Task requirements: Each line that includes the string "Sammlung" counts once; give the total and nothing else.

Data records:
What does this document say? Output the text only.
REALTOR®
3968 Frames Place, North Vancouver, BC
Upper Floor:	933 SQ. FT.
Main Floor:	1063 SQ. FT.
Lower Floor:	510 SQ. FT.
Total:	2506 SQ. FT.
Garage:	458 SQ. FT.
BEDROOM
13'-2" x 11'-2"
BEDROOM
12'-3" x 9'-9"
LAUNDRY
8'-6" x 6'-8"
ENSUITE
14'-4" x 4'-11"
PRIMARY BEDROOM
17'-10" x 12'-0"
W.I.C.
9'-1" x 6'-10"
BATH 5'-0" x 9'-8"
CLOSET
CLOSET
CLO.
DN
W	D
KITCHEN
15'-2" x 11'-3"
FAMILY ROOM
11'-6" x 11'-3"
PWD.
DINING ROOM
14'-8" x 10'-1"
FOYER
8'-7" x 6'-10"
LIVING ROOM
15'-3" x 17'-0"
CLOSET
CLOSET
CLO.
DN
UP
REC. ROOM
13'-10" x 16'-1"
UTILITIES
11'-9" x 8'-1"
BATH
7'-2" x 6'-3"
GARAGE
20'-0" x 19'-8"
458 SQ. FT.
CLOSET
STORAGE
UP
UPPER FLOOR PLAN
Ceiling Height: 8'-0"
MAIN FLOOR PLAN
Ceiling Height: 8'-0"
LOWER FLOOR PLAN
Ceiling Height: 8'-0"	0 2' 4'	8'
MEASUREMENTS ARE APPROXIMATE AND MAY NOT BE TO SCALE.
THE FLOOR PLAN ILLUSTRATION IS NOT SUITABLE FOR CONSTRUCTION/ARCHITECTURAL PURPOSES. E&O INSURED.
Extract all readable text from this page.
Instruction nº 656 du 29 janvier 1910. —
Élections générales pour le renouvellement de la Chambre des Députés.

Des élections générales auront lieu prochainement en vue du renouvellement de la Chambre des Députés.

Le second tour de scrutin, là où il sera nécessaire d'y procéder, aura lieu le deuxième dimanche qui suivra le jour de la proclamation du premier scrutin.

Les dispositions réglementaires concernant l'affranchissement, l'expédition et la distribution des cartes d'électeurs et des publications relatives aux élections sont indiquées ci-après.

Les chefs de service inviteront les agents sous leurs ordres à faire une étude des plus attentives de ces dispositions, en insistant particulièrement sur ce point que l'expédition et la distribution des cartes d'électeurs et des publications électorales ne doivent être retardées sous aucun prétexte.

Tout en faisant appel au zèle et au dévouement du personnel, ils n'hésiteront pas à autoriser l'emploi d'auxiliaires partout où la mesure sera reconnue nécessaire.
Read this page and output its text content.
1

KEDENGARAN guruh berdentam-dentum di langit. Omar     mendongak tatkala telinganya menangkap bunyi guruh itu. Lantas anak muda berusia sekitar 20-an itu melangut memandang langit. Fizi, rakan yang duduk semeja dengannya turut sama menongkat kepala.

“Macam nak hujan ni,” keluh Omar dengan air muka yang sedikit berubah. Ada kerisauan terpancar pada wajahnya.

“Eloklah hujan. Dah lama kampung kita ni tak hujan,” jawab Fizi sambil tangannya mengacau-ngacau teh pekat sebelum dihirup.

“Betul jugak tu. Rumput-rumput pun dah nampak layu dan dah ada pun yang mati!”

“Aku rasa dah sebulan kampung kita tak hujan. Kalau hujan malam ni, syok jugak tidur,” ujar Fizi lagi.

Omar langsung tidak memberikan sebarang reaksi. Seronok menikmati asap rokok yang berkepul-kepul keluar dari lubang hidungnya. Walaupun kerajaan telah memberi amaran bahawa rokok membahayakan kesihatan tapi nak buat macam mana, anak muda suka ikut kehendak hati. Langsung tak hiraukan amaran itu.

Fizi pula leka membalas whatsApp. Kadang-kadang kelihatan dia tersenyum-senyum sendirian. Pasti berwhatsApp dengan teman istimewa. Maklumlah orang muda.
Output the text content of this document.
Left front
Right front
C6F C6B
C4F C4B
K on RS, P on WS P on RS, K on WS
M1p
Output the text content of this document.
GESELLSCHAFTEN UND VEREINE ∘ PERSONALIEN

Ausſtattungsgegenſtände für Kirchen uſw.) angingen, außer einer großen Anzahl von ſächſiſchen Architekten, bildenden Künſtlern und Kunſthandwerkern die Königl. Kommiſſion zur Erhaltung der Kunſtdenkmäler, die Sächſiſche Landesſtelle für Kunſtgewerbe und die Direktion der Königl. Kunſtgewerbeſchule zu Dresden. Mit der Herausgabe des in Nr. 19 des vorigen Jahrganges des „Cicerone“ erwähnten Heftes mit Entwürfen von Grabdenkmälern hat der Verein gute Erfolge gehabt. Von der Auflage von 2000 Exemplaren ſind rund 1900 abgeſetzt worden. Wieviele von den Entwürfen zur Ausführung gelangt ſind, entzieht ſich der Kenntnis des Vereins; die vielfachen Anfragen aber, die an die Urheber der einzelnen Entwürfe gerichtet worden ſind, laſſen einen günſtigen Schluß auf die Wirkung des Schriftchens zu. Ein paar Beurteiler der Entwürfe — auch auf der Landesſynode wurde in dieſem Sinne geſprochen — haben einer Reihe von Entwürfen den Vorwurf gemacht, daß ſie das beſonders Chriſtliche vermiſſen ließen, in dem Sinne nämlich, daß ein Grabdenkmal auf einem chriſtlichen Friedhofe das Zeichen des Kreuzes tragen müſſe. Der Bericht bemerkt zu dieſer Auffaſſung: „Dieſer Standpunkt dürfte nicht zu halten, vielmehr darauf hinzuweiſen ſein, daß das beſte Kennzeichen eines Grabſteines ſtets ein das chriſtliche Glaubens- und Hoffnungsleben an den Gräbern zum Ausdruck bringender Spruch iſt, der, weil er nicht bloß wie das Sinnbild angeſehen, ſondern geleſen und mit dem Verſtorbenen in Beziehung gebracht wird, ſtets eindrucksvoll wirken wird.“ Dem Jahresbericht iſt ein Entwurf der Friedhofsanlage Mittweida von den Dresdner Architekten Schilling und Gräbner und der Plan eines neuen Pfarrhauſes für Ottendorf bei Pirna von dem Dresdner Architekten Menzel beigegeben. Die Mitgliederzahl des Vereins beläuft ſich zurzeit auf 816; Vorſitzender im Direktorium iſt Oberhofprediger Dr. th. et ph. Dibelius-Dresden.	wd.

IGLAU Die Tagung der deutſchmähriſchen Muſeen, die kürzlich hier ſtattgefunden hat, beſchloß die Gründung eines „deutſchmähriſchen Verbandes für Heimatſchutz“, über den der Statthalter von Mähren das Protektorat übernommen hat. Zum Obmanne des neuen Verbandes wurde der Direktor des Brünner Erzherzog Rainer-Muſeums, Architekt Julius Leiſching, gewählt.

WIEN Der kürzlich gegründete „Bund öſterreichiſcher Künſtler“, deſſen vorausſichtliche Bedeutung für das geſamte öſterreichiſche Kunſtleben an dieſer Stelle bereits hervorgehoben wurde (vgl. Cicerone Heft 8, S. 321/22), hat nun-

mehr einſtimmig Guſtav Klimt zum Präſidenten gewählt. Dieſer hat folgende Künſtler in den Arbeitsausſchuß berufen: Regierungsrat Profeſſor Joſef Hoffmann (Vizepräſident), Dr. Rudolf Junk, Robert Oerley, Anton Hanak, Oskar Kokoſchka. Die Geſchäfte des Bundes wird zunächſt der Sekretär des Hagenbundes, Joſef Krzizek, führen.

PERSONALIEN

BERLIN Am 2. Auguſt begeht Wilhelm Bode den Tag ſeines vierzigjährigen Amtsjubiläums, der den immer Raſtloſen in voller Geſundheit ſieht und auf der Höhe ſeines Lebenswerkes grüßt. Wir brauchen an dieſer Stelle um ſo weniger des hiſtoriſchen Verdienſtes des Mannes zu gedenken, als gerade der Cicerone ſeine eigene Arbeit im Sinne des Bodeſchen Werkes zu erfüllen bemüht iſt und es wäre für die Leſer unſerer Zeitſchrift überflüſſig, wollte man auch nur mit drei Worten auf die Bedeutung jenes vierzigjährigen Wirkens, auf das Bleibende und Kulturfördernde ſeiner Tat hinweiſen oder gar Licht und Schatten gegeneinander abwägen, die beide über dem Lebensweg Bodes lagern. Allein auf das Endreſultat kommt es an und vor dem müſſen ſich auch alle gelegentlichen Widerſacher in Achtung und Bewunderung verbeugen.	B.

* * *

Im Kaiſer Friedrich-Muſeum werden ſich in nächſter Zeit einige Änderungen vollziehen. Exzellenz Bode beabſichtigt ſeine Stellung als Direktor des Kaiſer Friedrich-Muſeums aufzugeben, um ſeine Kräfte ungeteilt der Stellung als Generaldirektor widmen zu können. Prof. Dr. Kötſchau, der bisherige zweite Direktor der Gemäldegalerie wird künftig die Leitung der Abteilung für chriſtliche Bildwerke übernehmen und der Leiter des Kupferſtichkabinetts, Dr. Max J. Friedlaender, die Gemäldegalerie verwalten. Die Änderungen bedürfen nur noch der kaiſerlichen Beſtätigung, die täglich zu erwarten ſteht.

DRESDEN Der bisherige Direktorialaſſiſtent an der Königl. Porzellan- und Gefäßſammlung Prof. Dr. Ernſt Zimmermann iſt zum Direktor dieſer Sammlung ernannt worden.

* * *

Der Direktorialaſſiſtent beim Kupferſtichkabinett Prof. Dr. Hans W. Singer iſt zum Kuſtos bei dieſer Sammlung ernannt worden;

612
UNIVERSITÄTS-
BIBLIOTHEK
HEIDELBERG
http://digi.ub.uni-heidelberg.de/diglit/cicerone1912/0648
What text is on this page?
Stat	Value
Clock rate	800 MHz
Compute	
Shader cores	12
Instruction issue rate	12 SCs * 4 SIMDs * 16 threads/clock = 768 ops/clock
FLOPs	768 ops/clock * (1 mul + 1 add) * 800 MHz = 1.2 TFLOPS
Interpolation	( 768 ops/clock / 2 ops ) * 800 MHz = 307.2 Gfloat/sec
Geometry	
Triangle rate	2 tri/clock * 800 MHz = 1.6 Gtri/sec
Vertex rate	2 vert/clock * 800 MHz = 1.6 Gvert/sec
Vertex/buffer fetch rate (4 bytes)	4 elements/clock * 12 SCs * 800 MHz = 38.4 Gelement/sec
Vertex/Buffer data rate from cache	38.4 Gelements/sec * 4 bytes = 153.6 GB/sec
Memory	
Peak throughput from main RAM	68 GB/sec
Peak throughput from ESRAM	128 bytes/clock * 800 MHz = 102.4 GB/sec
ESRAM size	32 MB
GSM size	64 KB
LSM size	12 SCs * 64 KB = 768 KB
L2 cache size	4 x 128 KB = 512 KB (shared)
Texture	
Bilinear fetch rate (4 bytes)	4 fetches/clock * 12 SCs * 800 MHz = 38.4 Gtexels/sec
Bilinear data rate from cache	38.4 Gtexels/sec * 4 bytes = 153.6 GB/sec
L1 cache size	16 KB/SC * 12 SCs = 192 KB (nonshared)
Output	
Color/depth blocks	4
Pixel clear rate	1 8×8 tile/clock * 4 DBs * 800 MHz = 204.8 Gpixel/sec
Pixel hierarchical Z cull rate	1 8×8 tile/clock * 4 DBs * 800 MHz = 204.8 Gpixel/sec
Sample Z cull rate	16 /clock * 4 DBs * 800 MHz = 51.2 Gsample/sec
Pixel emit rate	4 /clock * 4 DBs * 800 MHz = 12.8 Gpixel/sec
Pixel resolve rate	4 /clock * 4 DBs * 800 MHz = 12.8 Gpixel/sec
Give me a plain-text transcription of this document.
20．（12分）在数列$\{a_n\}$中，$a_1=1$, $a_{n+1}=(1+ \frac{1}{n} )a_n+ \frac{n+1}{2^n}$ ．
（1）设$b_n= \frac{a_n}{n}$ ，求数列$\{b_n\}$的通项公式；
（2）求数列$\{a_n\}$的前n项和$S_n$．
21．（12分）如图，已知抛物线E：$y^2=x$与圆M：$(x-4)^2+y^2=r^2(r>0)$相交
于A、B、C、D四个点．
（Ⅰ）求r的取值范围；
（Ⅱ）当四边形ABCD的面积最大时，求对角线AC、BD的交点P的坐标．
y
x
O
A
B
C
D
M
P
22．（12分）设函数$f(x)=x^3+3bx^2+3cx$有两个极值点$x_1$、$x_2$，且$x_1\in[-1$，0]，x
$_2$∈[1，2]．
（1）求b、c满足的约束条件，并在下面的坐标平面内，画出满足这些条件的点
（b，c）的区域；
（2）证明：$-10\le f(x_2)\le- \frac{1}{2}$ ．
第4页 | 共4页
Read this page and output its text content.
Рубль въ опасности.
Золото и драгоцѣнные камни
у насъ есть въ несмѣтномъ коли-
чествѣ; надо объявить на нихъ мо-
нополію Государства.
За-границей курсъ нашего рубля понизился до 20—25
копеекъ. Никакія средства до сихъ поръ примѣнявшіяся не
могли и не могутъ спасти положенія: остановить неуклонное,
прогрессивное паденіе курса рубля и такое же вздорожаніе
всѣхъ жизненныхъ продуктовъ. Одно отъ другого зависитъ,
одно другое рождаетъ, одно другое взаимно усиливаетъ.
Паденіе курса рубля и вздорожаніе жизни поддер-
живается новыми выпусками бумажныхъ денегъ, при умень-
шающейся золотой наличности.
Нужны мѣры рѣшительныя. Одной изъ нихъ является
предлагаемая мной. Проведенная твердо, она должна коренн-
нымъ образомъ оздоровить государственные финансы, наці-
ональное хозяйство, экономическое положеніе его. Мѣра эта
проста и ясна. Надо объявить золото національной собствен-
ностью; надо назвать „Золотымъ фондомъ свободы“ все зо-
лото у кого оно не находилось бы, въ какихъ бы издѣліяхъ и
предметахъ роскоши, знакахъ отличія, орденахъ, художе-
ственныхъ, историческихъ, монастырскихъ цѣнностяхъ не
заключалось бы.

Answer for this exercise: 2